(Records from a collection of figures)
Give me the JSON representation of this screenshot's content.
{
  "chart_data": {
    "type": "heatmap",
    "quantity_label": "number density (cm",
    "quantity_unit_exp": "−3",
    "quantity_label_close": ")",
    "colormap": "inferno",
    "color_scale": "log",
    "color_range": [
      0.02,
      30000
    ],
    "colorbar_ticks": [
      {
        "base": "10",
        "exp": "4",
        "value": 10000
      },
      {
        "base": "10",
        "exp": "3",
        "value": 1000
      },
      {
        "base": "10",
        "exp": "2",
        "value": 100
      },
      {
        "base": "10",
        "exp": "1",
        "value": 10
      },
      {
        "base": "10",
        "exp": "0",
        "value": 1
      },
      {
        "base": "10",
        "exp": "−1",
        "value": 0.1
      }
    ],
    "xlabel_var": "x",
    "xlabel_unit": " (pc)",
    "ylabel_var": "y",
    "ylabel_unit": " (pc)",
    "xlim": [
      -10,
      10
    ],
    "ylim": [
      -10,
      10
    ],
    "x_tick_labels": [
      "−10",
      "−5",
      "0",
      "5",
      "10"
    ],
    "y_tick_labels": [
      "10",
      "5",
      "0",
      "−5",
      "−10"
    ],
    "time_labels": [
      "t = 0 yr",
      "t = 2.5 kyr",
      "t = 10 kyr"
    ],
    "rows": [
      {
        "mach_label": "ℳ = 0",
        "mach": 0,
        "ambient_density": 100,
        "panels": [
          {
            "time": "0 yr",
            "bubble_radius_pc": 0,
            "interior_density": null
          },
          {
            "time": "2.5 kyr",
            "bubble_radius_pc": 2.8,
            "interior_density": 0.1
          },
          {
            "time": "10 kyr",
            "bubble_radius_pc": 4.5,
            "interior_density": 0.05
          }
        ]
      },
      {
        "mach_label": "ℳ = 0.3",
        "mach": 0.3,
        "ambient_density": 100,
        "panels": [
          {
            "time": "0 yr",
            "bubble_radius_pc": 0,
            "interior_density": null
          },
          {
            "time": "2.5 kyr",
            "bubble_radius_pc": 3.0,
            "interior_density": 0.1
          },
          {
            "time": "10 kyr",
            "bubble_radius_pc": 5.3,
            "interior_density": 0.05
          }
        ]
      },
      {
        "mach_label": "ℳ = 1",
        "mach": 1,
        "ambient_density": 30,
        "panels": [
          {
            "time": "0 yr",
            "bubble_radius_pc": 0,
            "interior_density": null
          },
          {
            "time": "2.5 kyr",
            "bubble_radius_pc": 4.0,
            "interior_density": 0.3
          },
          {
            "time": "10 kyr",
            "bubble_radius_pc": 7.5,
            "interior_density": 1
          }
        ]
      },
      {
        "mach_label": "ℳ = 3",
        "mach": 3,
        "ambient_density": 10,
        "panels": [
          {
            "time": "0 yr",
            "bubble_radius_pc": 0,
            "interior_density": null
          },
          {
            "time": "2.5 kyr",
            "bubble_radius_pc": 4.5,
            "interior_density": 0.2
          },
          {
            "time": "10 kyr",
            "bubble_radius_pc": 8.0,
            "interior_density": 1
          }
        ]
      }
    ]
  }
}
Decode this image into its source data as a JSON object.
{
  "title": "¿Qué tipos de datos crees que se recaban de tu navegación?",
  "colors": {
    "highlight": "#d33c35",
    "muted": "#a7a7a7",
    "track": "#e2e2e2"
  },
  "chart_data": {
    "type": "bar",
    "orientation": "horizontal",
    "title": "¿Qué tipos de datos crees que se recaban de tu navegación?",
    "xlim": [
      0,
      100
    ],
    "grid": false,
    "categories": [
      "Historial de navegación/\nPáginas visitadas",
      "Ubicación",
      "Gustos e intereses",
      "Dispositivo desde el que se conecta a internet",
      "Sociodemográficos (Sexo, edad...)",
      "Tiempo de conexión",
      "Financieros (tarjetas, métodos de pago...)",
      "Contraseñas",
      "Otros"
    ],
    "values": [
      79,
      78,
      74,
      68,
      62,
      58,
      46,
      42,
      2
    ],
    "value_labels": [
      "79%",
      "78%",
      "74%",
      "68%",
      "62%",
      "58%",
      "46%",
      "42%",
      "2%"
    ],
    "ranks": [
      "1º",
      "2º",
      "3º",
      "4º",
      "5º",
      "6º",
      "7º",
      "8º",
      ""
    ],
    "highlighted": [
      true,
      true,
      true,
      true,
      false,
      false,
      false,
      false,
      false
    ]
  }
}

Written problem: Above are the records; retype them all without a single difference.

Result of the exercise:
Give me the JSON representation of this screenshot's content.
{
  "chart_data": {
    "type": "heatmap",
    "quantity_label": "number density (cm",
    "quantity_unit_exp": "−3",
    "quantity_label_close": ")",
    "colormap": "inferno",
    "color_scale": "log",
    "color_range": [
      0.02,
      30000
    ],
    "colorbar_ticks": [
      {
        "base": "10",
        "exp": "4",
        "value": 10000
      },
      {
        "base": "10",
        "exp": "3",
        "value": 1000
      },
      {
        "base": "10",
        "exp": "2",
        "value": 100
      },
      {
        "base": "10",
        "exp": "1",
        "value": 10
      },
      {
        "base": "10",
        "exp": "0",
        "value": 1
      },
      {
        "base": "10",
        "exp": "−1",
        "value": 0.1
      }
    ],
    "xlabel_var": "x",
    "xlabel_unit": " (pc)",
    "ylabel_var": "y",
    "ylabel_unit": " (pc)",
    "xlim": [
      -10,
      10
    ],
    "ylim": [
      -10,
      10
    ],
    "x_tick_labels": [
      "−10",
      "−5",
      "0",
      "5",
      "10"
    ],
    "y_tick_labels": [
      "10",
      "5",
      "0",
      "−5",
      "−10"
    ],
    "time_labels": [
      "t = 0 yr",
      "t = 2.5 kyr",
      "t = 10 kyr"
    ],
    "rows": [
      {
        "mach_label": "ℳ = 0",
        "mach": 0,
        "ambient_density": 100,
        "panels": [
          {
            "time": "0 yr",
            "bubble_radius_pc": 0,
            "interior_density": null
          },
          {
            "time": "2.5 kyr",
            "bubble_radius_pc": 2.8,
            "interior_density": 0.1
          },
          {
            "time": "10 kyr",
            "bubble_radius_pc": 4.5,
            "interior_density": 0.05
          }
        ]
      },
      {
        "mach_label": "ℳ = 0.3",
        "mach": 0.3,
        "ambient_density": 100,
        "panels": [
          {
            "time": "0 yr",
            "bubble_radius_pc": 0,
            "interior_density": null
          },
          {
            "time": "2.5 kyr",
            "bubble_radius_pc": 3.0,
            "interior_density": 0.1
          },
          {
            "time": "10 kyr",
            "bubble_radius_pc": 5.3,
            "interior_density": 0.05
          }
        ]
      },
      {
        "mach_label": "ℳ = 1",
        "mach": 1,
        "ambient_density": 30,
        "panels": [
          {
            "time": "0 yr",
            "bubble_radius_pc": 0,
            "interior_density": null
          },
          {
            "time": "2.5 kyr",
            "bubble_radius_pc": 4.0,
            "interior_density": 0.3
          },
          {
            "time": "10 kyr",
            "bubble_radius_pc": 7.5,
            "interior_density": 1
          }
        ]
      },
      {
        "mach_label": "ℳ = 3",
        "mach": 3,
        "ambient_density": 10,
        "panels": [
          {
            "time": "0 yr",
            "bubble_radius_pc": 0,
            "interior_density": null
          },
          {
            "time": "2.5 kyr",
            "bubble_radius_pc": 4.5,
            "interior_density": 0.2
          },
          {
            "time": "10 kyr",
            "bubble_radius_pc": 8.0,
            "interior_density": 1
          }
        ]
      }
    ]
  }
}
Decode this image into its source data as a JSON object.
{
  "title": "¿Qué tipos de datos crees que se recaban de tu navegación?",
  "colors": {
    "highlight": "#d33c35",
    "muted": "#a7a7a7",
    "track": "#e2e2e2"
  },
  "chart_data": {
    "type": "bar",
    "orientation": "horizontal",
    "title": "¿Qué tipos de datos crees que se recaban de tu navegación?",
    "xlim": [
      0,
      100
    ],
    "grid": false,
    "categories": [
      "Historial de navegación/\nPáginas visitadas",
      "Ubicación",
      "Gustos e intereses",
      "Dispositivo desde el que se conecta a internet",
      "Sociodemográficos (Sexo, edad...)",
      "Tiempo de conexión",
      "Financieros (tarjetas, métodos de pago...)",
      "Contraseñas",
      "Otros"
    ],
    "values": [
      79,
      78,
      74,
      68,
      62,
      58,
      46,
      42,
      2
    ],
    "value_labels": [
      "79%",
      "78%",
      "74%",
      "68%",
      "62%",
      "58%",
      "46%",
      "42%",
      "2%"
    ],
    "ranks": [
      "1º",
      "2º",
      "3º",
      "4º",
      "5º",
      "6º",
      "7º",
      "8º",
      ""
    ],
    "highlighted": [
      true,
      true,
      true,
      true,
      false,
      false,
      false,
      false,
      false
    ]
  }
}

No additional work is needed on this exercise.